§ Aim: For the data that follows, report how many lines contain the word "manufacturing", and nothing else.

(Records excerpted from a collection)
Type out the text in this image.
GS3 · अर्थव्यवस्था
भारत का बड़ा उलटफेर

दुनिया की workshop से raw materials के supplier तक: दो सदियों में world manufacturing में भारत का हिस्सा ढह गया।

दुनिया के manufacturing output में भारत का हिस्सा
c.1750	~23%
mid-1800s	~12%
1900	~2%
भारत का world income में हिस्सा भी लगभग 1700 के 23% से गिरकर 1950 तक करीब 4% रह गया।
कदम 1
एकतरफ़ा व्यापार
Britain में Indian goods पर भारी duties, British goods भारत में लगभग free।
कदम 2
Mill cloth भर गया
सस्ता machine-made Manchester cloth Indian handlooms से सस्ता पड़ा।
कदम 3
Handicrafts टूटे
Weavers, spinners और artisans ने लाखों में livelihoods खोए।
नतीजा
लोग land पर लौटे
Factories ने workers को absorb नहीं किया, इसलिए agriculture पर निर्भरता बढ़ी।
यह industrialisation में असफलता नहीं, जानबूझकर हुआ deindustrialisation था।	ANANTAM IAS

§ Answer to this exercise: 2